**EXERCISE PROMPT:** Retype all of the listing exactly, passing over any picture you find.

**DATA FOR PROCESSING:**

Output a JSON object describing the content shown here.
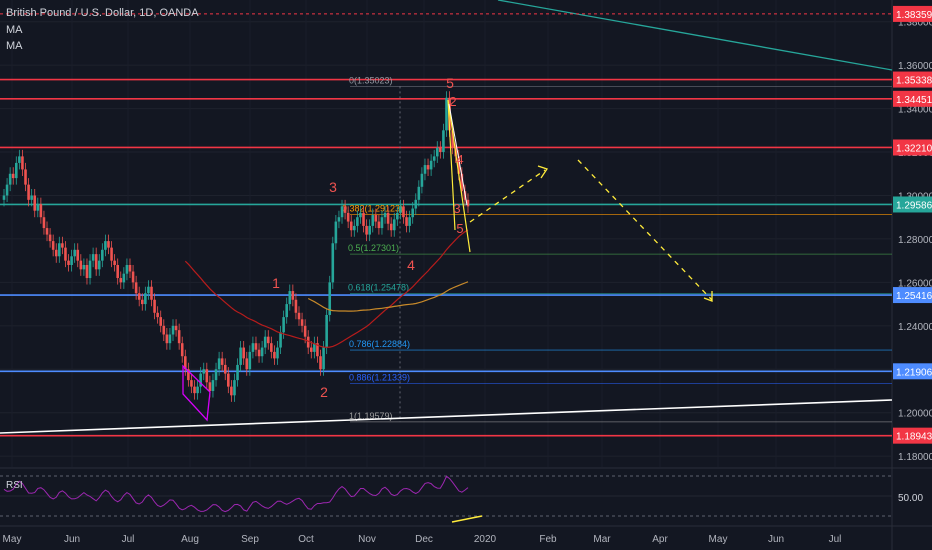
{
  "header": {
    "title": "British Pound / U.S. Dollar, 1D, OANDA",
    "indicator1": "MA",
    "indicator2": "MA"
  },
  "rsi": {
    "label": "RSI",
    "level": "50.00"
  },
  "chart_data": {
    "type": "candlestick",
    "symbol": "GBPUSD",
    "y_range": [
      1.175,
      1.39
    ],
    "y_ticks": [
      "1.38000",
      "1.36000",
      "1.34000",
      "1.32000",
      "1.30000",
      "1.28000",
      "1.26000",
      "1.24000",
      "1.22000",
      "1.20000",
      "1.18000"
    ],
    "x_ticks": [
      "May",
      "Jun",
      "Jul",
      "Aug",
      "Sep",
      "Oct",
      "Nov",
      "Dec",
      "2020",
      "Feb",
      "Mar",
      "Apr",
      "May",
      "Jun",
      "Jul"
    ],
    "price_levels": [
      {
        "label": "1.38359",
        "value": 1.38359,
        "color": "#f23645",
        "style": "dashed"
      },
      {
        "label": "1.35338",
        "value": 1.35338,
        "color": "#f23645",
        "style": "solid"
      },
      {
        "label": "1.34451",
        "value": 1.34451,
        "color": "#f23645",
        "style": "solid"
      },
      {
        "label": "1.32210",
        "value": 1.3221,
        "color": "#f23645",
        "style": "solid"
      },
      {
        "label": "1.29586",
        "value": 1.29586,
        "color": "#26a69a",
        "style": "solid"
      },
      {
        "label": "1.25416",
        "value": 1.25416,
        "color": "#4e8cff",
        "style": "solid"
      },
      {
        "label": "1.21906",
        "value": 1.21906,
        "color": "#4e8cff",
        "style": "solid"
      },
      {
        "label": "1.18943",
        "value": 1.18943,
        "color": "#f23645",
        "style": "solid"
      }
    ],
    "fib_levels": [
      {
        "label": "0(1.35023)",
        "value": 1.35023
      },
      {
        "label": "0.382(1.29123)",
        "value": 1.29123
      },
      {
        "label": "0.5(1.27301)",
        "value": 1.27301
      },
      {
        "label": "0.618(1.25478)",
        "value": 1.25478
      },
      {
        "label": "0.786(1.22884)",
        "value": 1.22884
      },
      {
        "label": "0.886(1.21339)",
        "value": 1.21339
      },
      {
        "label": "1(1.19579)",
        "value": 1.19579
      }
    ],
    "wave_labels": [
      "1",
      "2",
      "3",
      "4",
      "5",
      "2",
      "4",
      "3",
      "5"
    ],
    "close_series": [
      1.3,
      1.305,
      1.31,
      1.308,
      1.315,
      1.318,
      1.312,
      1.305,
      1.298,
      1.3,
      1.293,
      1.296,
      1.29,
      1.285,
      1.282,
      1.279,
      1.275,
      1.272,
      1.278,
      1.276,
      1.27,
      1.268,
      1.272,
      1.275,
      1.27,
      1.266,
      1.268,
      1.262,
      1.27,
      1.273,
      1.266,
      1.27,
      1.275,
      1.279,
      1.276,
      1.27,
      1.268,
      1.262,
      1.26,
      1.264,
      1.268,
      1.265,
      1.26,
      1.255,
      1.252,
      1.25,
      1.255,
      1.258,
      1.252,
      1.246,
      1.244,
      1.24,
      1.236,
      1.232,
      1.236,
      1.24,
      1.238,
      1.232,
      1.226,
      1.22,
      1.215,
      1.212,
      1.209,
      1.212,
      1.218,
      1.22,
      1.214,
      1.21,
      1.215,
      1.22,
      1.225,
      1.222,
      1.218,
      1.212,
      1.208,
      1.215,
      1.222,
      1.23,
      1.225,
      1.22,
      1.228,
      1.232,
      1.229,
      1.226,
      1.23,
      1.235,
      1.232,
      1.228,
      1.225,
      1.23,
      1.237,
      1.244,
      1.25,
      1.256,
      1.252,
      1.246,
      1.243,
      1.24,
      1.235,
      1.23,
      1.228,
      1.232,
      1.226,
      1.22,
      1.23,
      1.245,
      1.26,
      1.278,
      1.288,
      1.29,
      1.295,
      1.292,
      1.288,
      1.284,
      1.286,
      1.29,
      1.292,
      1.286,
      1.282,
      1.286,
      1.291,
      1.288,
      1.285,
      1.29,
      1.292,
      1.287,
      1.284,
      1.289,
      1.292,
      1.295,
      1.29,
      1.286,
      1.29,
      1.294,
      1.298,
      1.304,
      1.31,
      1.314,
      1.312,
      1.316,
      1.318,
      1.322,
      1.32,
      1.33,
      1.345,
      1.33,
      1.322,
      1.318,
      1.31,
      1.302,
      1.298,
      1.295
    ],
    "annotations": {
      "projection": "dashed yellow arrow path: up to ~1.322 early Jan, down to ~1.255 late Apr",
      "trendlines": [
        "white rising support",
        "green descending resistance"
      ]
    }
  }
}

**EXERCISE ANSWER:**
Output a JSON object describing the content shown here.
{
  "header": {
    "title": "British Pound / U.S. Dollar, 1D, OANDA",
    "indicator1": "MA",
    "indicator2": "MA"
  },
  "rsi": {
    "label": "RSI",
    "level": "50.00"
  },
  "chart_data": {
    "type": "candlestick",
    "symbol": "GBPUSD",
    "y_range": [
      1.175,
      1.39
    ],
    "y_ticks": [
      "1.38000",
      "1.36000",
      "1.34000",
      "1.32000",
      "1.30000",
      "1.28000",
      "1.26000",
      "1.24000",
      "1.22000",
      "1.20000",
      "1.18000"
    ],
    "x_ticks": [
      "May",
      "Jun",
      "Jul",
      "Aug",
      "Sep",
      "Oct",
      "Nov",
      "Dec",
      "2020",
      "Feb",
      "Mar",
      "Apr",
      "May",
      "Jun",
      "Jul"
    ],
    "price_levels": [
      {
        "label": "1.38359",
        "value": 1.38359,
        "color": "#f23645",
        "style": "dashed"
      },
      {
        "label": "1.35338",
        "value": 1.35338,
        "color": "#f23645",
        "style": "solid"
      },
      {
        "label": "1.34451",
        "value": 1.34451,
        "color": "#f23645",
        "style": "solid"
      },
      {
        "label": "1.32210",
        "value": 1.3221,
        "color": "#f23645",
        "style": "solid"
      },
      {
        "label": "1.29586",
        "value": 1.29586,
        "color": "#26a69a",
        "style": "solid"
      },
      {
        "label": "1.25416",
        "value": 1.25416,
        "color": "#4e8cff",
        "style": "solid"
      },
      {
        "label": "1.21906",
        "value": 1.21906,
        "color": "#4e8cff",
        "style": "solid"
      },
      {
        "label": "1.18943",
        "value": 1.18943,
        "color": "#f23645",
        "style": "solid"
      }
    ],
    "fib_levels": [
      {
        "label": "0(1.35023)",
        "value": 1.35023
      },
      {
        "label": "0.382(1.29123)",
        "value": 1.29123
      },
      {
        "label": "0.5(1.27301)",
        "value": 1.27301
      },
      {
        "label": "0.618(1.25478)",
        "value": 1.25478
      },
      {
        "label": "0.786(1.22884)",
        "value": 1.22884
      },
      {
        "label": "0.886(1.21339)",
        "value": 1.21339
      },
      {
        "label": "1(1.19579)",
        "value": 1.19579
      }
    ],
    "wave_labels": [
      "1",
      "2",
      "3",
      "4",
      "5",
      "2",
      "4",
      "3",
      "5"
    ],
    "close_series": [
      1.3,
      1.305,
      1.31,
      1.308,
      1.315,
      1.318,
      1.312,
      1.305,
      1.298,
      1.3,
      1.293,
      1.296,
      1.29,
      1.285,
      1.282,
      1.279,
      1.275,
      1.272,
      1.278,
      1.276,
      1.27,
      1.268,
      1.272,
      1.275,
      1.27,
      1.266,
      1.268,
      1.262,
      1.27,
      1.273,
      1.266,
      1.27,
      1.275,
      1.279,
      1.276,
      1.27,
      1.268,
      1.262,
      1.26,
      1.264,
      1.268,
      1.265,
      1.26,
      1.255,
      1.252,
      1.25,
      1.255,
      1.258,
      1.252,
      1.246,
      1.244,
      1.24,
      1.236,
      1.232,
      1.236,
      1.24,
      1.238,
      1.232,
      1.226,
      1.22,
      1.215,
      1.212,
      1.209,
      1.212,
      1.218,
      1.22,
      1.214,
      1.21,
      1.215,
      1.22,
      1.225,
      1.222,
      1.218,
      1.212,
      1.208,
      1.215,
      1.222,
      1.23,
      1.225,
      1.22,
      1.228,
      1.232,
      1.229,
      1.226,
      1.23,
      1.235,
      1.232,
      1.228,
      1.225,
      1.23,
      1.237,
      1.244,
      1.25,
      1.256,
      1.252,
      1.246,
      1.243,
      1.24,
      1.235,
      1.23,
      1.228,
      1.232,
      1.226,
      1.22,
      1.23,
      1.245,
      1.26,
      1.278,
      1.288,
      1.29,
      1.295,
      1.292,
      1.288,
      1.284,
      1.286,
      1.29,
      1.292,
      1.286,
      1.282,
      1.286,
      1.291,
      1.288,
      1.285,
      1.29,
      1.292,
      1.287,
      1.284,
      1.289,
      1.292,
      1.295,
      1.29,
      1.286,
      1.29,
      1.294,
      1.298,
      1.304,
      1.31,
      1.314,
      1.312,
      1.316,
      1.318,
      1.322,
      1.32,
      1.33,
      1.345,
      1.33,
      1.322,
      1.318,
      1.31,
      1.302,
      1.298,
      1.295
    ],
    "annotations": {
      "projection": "dashed yellow arrow path: up to ~1.322 early Jan, down to ~1.255 late Apr",
      "trendlines": [
        "white rising support",
        "green descending resistance"
      ]
    }
  }
}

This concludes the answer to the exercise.